Task details ::
Omit the images, then print each record below exactly as it reads.

Exercise material ::

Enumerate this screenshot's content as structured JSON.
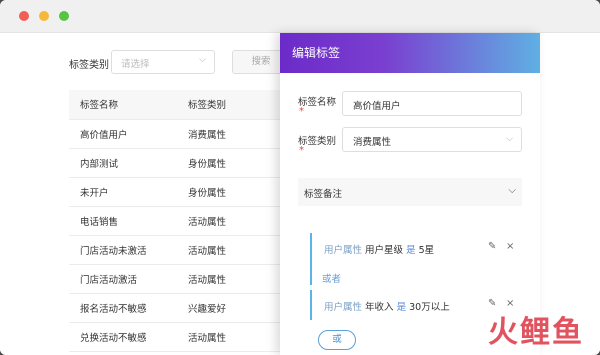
{
  "filter": {
    "label": "标签类别",
    "placeholder": "请选择",
    "search_label": "搜索"
  },
  "table": {
    "headers": [
      "标签名称",
      "标签类别"
    ],
    "rows": [
      [
        "高价值用户",
        "消费属性"
      ],
      [
        "内部测试",
        "身份属性"
      ],
      [
        "未开户",
        "身份属性"
      ],
      [
        "电话销售",
        "活动属性"
      ],
      [
        "门店活动未激活",
        "活动属性"
      ],
      [
        "门店活动激活",
        "活动属性"
      ],
      [
        "报名活动不敏感",
        "兴趣爱好"
      ],
      [
        "兑换活动不敏感",
        "活动属性"
      ]
    ]
  },
  "drawer": {
    "title": "编辑标签",
    "name_label": "标签名称",
    "name_value": "高价值用户",
    "category_label": "标签类别",
    "category_value": "消费属性",
    "required_mark": "*",
    "remark_label": "标签备注",
    "rules": [
      {
        "attr": "用户属性",
        "field": "用户星级",
        "op": "是",
        "value": "5星"
      },
      {
        "attr": "用户属性",
        "field": "年收入",
        "op": "是",
        "value": "30万以上"
      }
    ],
    "or_text": "或者",
    "or_button": "或"
  },
  "icons": {
    "chevron": "chevron-down-icon",
    "edit": "pencil-icon",
    "close": "close-icon"
  },
  "logo_text": "火鲤鱼",
  "colors": {
    "accent": "#5ab4e5",
    "header_start": "#6c2bc9",
    "header_end": "#5fb0e3",
    "logo": "#e0535f"
  }
}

Solution for this problem ::
Enumerate this screenshot's content as structured JSON.
{
  "filter": {
    "label": "标签类别",
    "placeholder": "请选择",
    "search_label": "搜索"
  },
  "table": {
    "headers": [
      "标签名称",
      "标签类别"
    ],
    "rows": [
      [
        "高价值用户",
        "消费属性"
      ],
      [
        "内部测试",
        "身份属性"
      ],
      [
        "未开户",
        "身份属性"
      ],
      [
        "电话销售",
        "活动属性"
      ],
      [
        "门店活动未激活",
        "活动属性"
      ],
      [
        "门店活动激活",
        "活动属性"
      ],
      [
        "报名活动不敏感",
        "兴趣爱好"
      ],
      [
        "兑换活动不敏感",
        "活动属性"
      ]
    ]
  },
  "drawer": {
    "title": "编辑标签",
    "name_label": "标签名称",
    "name_value": "高价值用户",
    "category_label": "标签类别",
    "category_value": "消费属性",
    "required_mark": "*",
    "remark_label": "标签备注",
    "rules": [
      {
        "attr": "用户属性",
        "field": "用户星级",
        "op": "是",
        "value": "5星"
      },
      {
        "attr": "用户属性",
        "field": "年收入",
        "op": "是",
        "value": "30万以上"
      }
    ],
    "or_text": "或者",
    "or_button": "或"
  },
  "icons": {
    "chevron": "chevron-down-icon",
    "edit": "pencil-icon",
    "close": "close-icon"
  },
  "logo_text": "火鲤鱼",
  "colors": {
    "accent": "#5ab4e5",
    "header_start": "#6c2bc9",
    "header_end": "#5fb0e3",
    "logo": "#e0535f"
  }
}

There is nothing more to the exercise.